Images are excluded; otherwise, output every record exactly.

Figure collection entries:
§ §

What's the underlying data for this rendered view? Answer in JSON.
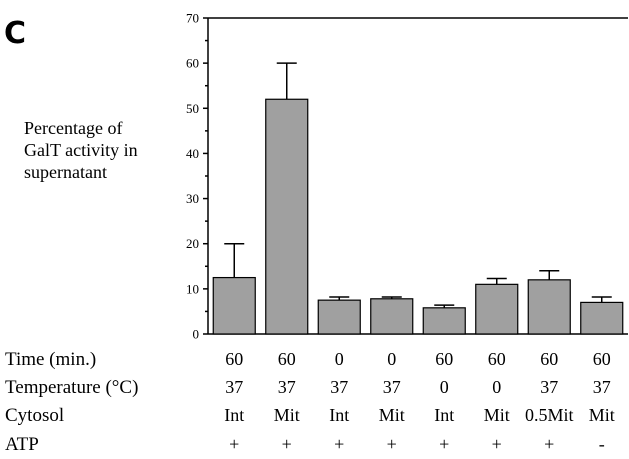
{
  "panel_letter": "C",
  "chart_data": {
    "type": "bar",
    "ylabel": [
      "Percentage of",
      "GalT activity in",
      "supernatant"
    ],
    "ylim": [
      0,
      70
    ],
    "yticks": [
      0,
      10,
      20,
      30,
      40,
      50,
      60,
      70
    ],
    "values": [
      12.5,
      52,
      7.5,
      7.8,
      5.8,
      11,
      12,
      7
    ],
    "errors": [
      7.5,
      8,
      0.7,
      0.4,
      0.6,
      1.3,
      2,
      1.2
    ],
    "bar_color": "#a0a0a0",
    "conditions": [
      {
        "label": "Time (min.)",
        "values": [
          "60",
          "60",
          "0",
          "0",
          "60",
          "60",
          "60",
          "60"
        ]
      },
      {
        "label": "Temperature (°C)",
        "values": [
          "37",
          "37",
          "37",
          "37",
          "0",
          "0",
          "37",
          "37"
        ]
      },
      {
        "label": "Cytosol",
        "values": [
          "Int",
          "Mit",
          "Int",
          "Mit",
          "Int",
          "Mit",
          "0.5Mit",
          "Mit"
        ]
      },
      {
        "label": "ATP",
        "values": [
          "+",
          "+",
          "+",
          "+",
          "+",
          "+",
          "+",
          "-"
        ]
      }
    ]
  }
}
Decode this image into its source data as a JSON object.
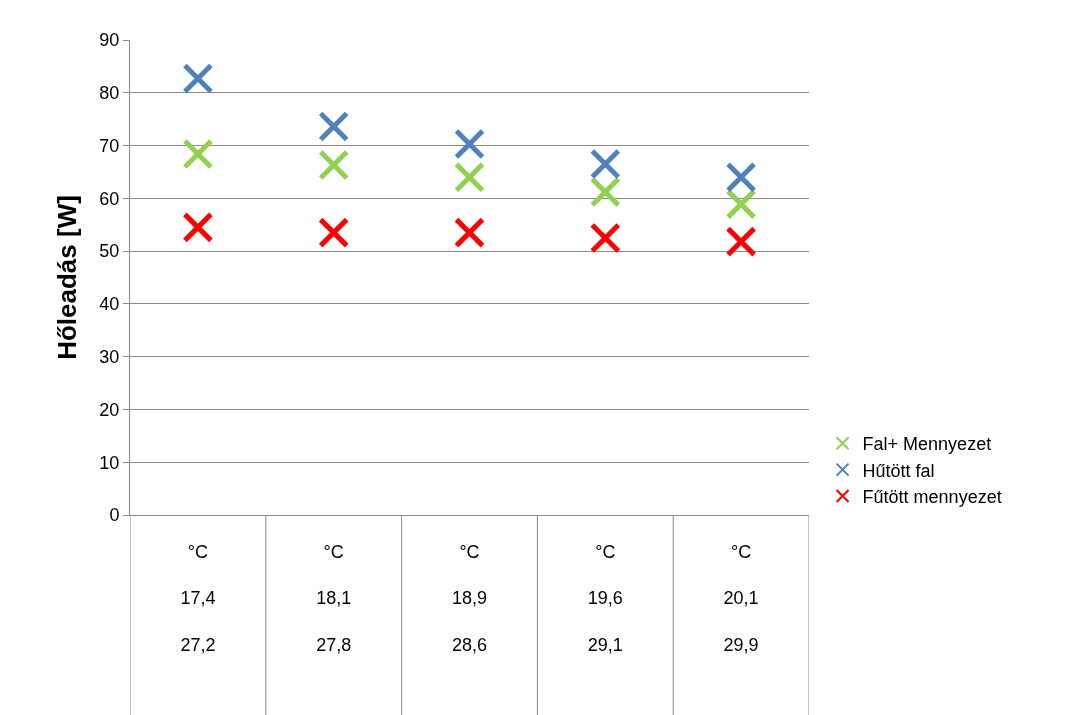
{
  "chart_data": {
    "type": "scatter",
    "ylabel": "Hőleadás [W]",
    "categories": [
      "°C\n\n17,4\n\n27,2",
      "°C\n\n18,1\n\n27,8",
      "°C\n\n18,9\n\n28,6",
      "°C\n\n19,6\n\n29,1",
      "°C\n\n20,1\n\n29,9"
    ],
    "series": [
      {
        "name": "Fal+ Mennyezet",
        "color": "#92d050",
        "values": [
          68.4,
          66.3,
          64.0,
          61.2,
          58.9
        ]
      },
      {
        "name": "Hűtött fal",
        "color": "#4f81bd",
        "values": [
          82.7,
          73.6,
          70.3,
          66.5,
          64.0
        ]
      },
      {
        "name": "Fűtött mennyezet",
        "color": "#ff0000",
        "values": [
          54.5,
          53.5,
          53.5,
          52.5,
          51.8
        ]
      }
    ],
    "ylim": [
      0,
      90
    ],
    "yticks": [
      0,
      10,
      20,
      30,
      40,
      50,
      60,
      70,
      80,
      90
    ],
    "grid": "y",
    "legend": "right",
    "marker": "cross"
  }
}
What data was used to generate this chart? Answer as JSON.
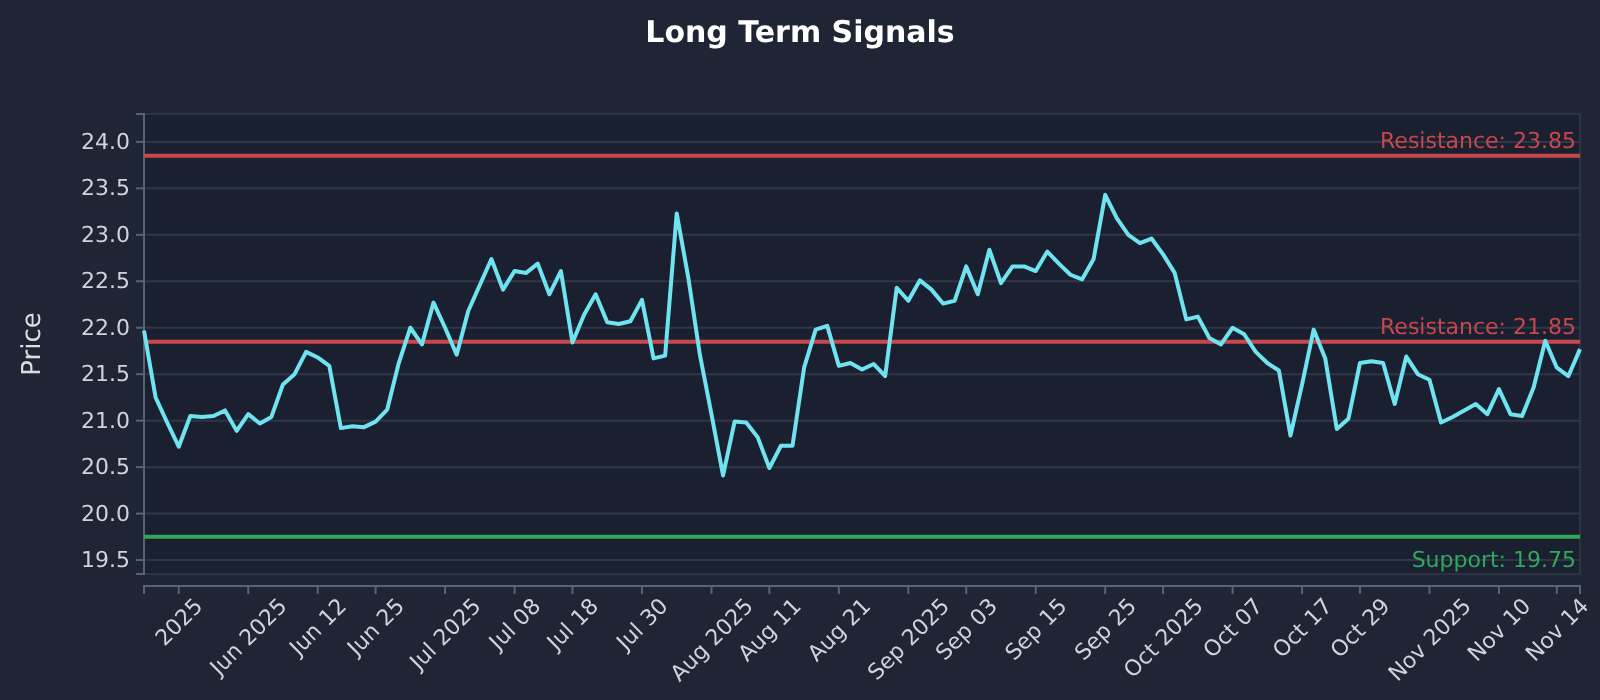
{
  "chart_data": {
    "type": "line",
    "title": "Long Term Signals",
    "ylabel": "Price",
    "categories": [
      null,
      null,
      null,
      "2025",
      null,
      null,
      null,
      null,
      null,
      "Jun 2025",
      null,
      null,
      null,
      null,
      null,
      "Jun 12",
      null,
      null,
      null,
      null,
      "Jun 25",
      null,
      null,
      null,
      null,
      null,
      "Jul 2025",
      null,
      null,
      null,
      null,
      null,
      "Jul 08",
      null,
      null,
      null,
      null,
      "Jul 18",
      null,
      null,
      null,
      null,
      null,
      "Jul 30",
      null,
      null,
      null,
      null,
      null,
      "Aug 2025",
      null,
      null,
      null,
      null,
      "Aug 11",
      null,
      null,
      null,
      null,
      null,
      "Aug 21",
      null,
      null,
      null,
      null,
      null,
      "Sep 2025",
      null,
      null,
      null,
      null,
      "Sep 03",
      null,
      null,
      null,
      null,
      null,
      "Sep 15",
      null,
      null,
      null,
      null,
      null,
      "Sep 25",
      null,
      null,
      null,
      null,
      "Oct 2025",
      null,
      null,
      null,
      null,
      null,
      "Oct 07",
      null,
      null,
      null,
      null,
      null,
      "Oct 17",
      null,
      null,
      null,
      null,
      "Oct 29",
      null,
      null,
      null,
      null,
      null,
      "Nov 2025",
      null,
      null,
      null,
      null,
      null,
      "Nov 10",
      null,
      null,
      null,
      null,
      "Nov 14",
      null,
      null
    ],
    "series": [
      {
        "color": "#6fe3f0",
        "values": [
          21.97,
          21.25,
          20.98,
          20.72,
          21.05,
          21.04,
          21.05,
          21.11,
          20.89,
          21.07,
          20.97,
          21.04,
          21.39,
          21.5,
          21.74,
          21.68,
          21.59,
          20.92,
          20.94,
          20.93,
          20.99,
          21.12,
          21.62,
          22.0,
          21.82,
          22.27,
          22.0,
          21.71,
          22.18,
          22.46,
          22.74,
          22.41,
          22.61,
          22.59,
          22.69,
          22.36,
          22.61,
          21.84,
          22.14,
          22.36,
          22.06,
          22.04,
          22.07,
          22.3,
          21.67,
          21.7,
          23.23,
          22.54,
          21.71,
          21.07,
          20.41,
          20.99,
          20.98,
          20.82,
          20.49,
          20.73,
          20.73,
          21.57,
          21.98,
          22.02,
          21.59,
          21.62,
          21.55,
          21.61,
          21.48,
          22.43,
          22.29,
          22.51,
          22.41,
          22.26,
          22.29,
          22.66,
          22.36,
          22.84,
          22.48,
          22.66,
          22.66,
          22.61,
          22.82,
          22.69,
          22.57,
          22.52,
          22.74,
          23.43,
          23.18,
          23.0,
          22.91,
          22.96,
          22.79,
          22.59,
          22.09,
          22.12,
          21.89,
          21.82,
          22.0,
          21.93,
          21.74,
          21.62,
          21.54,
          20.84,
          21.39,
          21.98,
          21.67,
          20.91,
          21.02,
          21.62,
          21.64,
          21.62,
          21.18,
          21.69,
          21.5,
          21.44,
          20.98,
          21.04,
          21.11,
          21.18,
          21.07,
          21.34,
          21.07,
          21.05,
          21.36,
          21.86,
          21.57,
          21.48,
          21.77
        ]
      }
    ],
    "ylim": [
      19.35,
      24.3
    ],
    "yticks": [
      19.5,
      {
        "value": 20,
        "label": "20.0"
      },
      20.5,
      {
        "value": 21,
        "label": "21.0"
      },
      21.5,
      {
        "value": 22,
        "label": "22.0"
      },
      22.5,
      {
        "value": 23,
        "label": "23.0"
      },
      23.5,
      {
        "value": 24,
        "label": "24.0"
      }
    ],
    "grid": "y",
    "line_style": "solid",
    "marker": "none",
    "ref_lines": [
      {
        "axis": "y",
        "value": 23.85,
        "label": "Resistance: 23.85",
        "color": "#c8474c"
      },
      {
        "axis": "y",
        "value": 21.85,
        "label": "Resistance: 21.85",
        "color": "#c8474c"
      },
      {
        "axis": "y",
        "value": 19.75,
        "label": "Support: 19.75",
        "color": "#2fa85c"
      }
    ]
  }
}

§ §

### Answer to this problem
What's the underlying data for this rendered view? Answer in JSON.
{
  "panel_letter": "C",
  "chart_data": {
    "type": "bar",
    "ylabel": [
      "Percentage of",
      "GalT activity in",
      "supernatant"
    ],
    "ylim": [
      0,
      70
    ],
    "yticks": [
      0,
      10,
      20,
      30,
      40,
      50,
      60,
      70
    ],
    "values": [
      12.5,
      52,
      7.5,
      7.8,
      5.8,
      11,
      12,
      7
    ],
    "errors": [
      7.5,
      8,
      0.7,
      0.4,
      0.6,
      1.3,
      2,
      1.2
    ],
    "bar_color": "#a0a0a0",
    "conditions": [
      {
        "label": "Time (min.)",
        "values": [
          "60",
          "60",
          "0",
          "0",
          "60",
          "60",
          "60",
          "60"
        ]
      },
      {
        "label": "Temperature (°C)",
        "values": [
          "37",
          "37",
          "37",
          "37",
          "0",
          "0",
          "37",
          "37"
        ]
      },
      {
        "label": "Cytosol",
        "values": [
          "Int",
          "Mit",
          "Int",
          "Mit",
          "Int",
          "Mit",
          "0.5Mit",
          "Mit"
        ]
      },
      {
        "label": "ATP",
        "values": [
          "+",
          "+",
          "+",
          "+",
          "+",
          "+",
          "+",
          "-"
        ]
      }
    ]
  }
}
Decode this image into its source data as a JSON object.
{
  "chart_data": {
    "type": "scatter",
    "ylabel": "Hőleadás [W]",
    "categories": [
      "°C\n\n17,4\n\n27,2",
      "°C\n\n18,1\n\n27,8",
      "°C\n\n18,9\n\n28,6",
      "°C\n\n19,6\n\n29,1",
      "°C\n\n20,1\n\n29,9"
    ],
    "series": [
      {
        "name": "Fal+ Mennyezet",
        "color": "#92d050",
        "values": [
          68.4,
          66.3,
          64.0,
          61.2,
          58.9
        ]
      },
      {
        "name": "Hűtött fal",
        "color": "#4f81bd",
        "values": [
          82.7,
          73.6,
          70.3,
          66.5,
          64.0
        ]
      },
      {
        "name": "Fűtött mennyezet",
        "color": "#ff0000",
        "values": [
          54.5,
          53.5,
          53.5,
          52.5,
          51.8
        ]
      }
    ],
    "ylim": [
      0,
      90
    ],
    "yticks": [
      0,
      10,
      20,
      30,
      40,
      50,
      60,
      70,
      80,
      90
    ],
    "grid": "y",
    "legend": "right",
    "marker": "cross"
  }
}
What data was used to generate this chart? Answer as JSON.
{
  "chart_data": {
    "type": "line",
    "title": "Long Term Signals",
    "ylabel": "Price",
    "categories": [
      null,
      null,
      null,
      "2025",
      null,
      null,
      null,
      null,
      null,
      "Jun 2025",
      null,
      null,
      null,
      null,
      null,
      "Jun 12",
      null,
      null,
      null,
      null,
      "Jun 25",
      null,
      null,
      null,
      null,
      null,
      "Jul 2025",
      null,
      null,
      null,
      null,
      null,
      "Jul 08",
      null,
      null,
      null,
      null,
      "Jul 18",
      null,
      null,
      null,
      null,
      null,
      "Jul 30",
      null,
      null,
      null,
      null,
      null,
      "Aug 2025",
      null,
      null,
      null,
      null,
      "Aug 11",
      null,
      null,
      null,
      null,
      null,
      "Aug 21",
      null,
      null,
      null,
      null,
      null,
      "Sep 2025",
      null,
      null,
      null,
      null,
      "Sep 03",
      null,
      null,
      null,
      null,
      null,
      "Sep 15",
      null,
      null,
      null,
      null,
      null,
      "Sep 25",
      null,
      null,
      null,
      null,
      "Oct 2025",
      null,
      null,
      null,
      null,
      null,
      "Oct 07",
      null,
      null,
      null,
      null,
      null,
      "Oct 17",
      null,
      null,
      null,
      null,
      "Oct 29",
      null,
      null,
      null,
      null,
      null,
      "Nov 2025",
      null,
      null,
      null,
      null,
      null,
      "Nov 10",
      null,
      null,
      null,
      null,
      "Nov 14",
      null,
      null
    ],
    "series": [
      {
        "color": "#6fe3f0",
        "values": [
          21.97,
          21.25,
          20.98,
          20.72,
          21.05,
          21.04,
          21.05,
          21.11,
          20.89,
          21.07,
          20.97,
          21.04,
          21.39,
          21.5,
          21.74,
          21.68,
          21.59,
          20.92,
          20.94,
          20.93,
          20.99,
          21.12,
          21.62,
          22.0,
          21.82,
          22.27,
          22.0,
          21.71,
          22.18,
          22.46,
          22.74,
          22.41,
          22.61,
          22.59,
          22.69,
          22.36,
          22.61,
          21.84,
          22.14,
          22.36,
          22.06,
          22.04,
          22.07,
          22.3,
          21.67,
          21.7,
          23.23,
          22.54,
          21.71,
          21.07,
          20.41,
          20.99,
          20.98,
          20.82,
          20.49,
          20.73,
          20.73,
          21.57,
          21.98,
          22.02,
          21.59,
          21.62,
          21.55,
          21.61,
          21.48,
          22.43,
          22.29,
          22.51,
          22.41,
          22.26,
          22.29,
          22.66,
          22.36,
          22.84,
          22.48,
          22.66,
          22.66,
          22.61,
          22.82,
          22.69,
          22.57,
          22.52,
          22.74,
          23.43,
          23.18,
          23.0,
          22.91,
          22.96,
          22.79,
          22.59,
          22.09,
          22.12,
          21.89,
          21.82,
          22.0,
          21.93,
          21.74,
          21.62,
          21.54,
          20.84,
          21.39,
          21.98,
          21.67,
          20.91,
          21.02,
          21.62,
          21.64,
          21.62,
          21.18,
          21.69,
          21.5,
          21.44,
          20.98,
          21.04,
          21.11,
          21.18,
          21.07,
          21.34,
          21.07,
          21.05,
          21.36,
          21.86,
          21.57,
          21.48,
          21.77
        ]
      }
    ],
    "ylim": [
      19.35,
      24.3
    ],
    "yticks": [
      19.5,
      {
        "value": 20,
        "label": "20.0"
      },
      20.5,
      {
        "value": 21,
        "label": "21.0"
      },
      21.5,
      {
        "value": 22,
        "label": "22.0"
      },
      22.5,
      {
        "value": 23,
        "label": "23.0"
      },
      23.5,
      {
        "value": 24,
        "label": "24.0"
      }
    ],
    "grid": "y",
    "line_style": "solid",
    "marker": "none",
    "ref_lines": [
      {
        "axis": "y",
        "value": 23.85,
        "label": "Resistance: 23.85",
        "color": "#c8474c"
      },
      {
        "axis": "y",
        "value": 21.85,
        "label": "Resistance: 21.85",
        "color": "#c8474c"
      },
      {
        "axis": "y",
        "value": 19.75,
        "label": "Support: 19.75",
        "color": "#2fa85c"
      }
    ]
  }
}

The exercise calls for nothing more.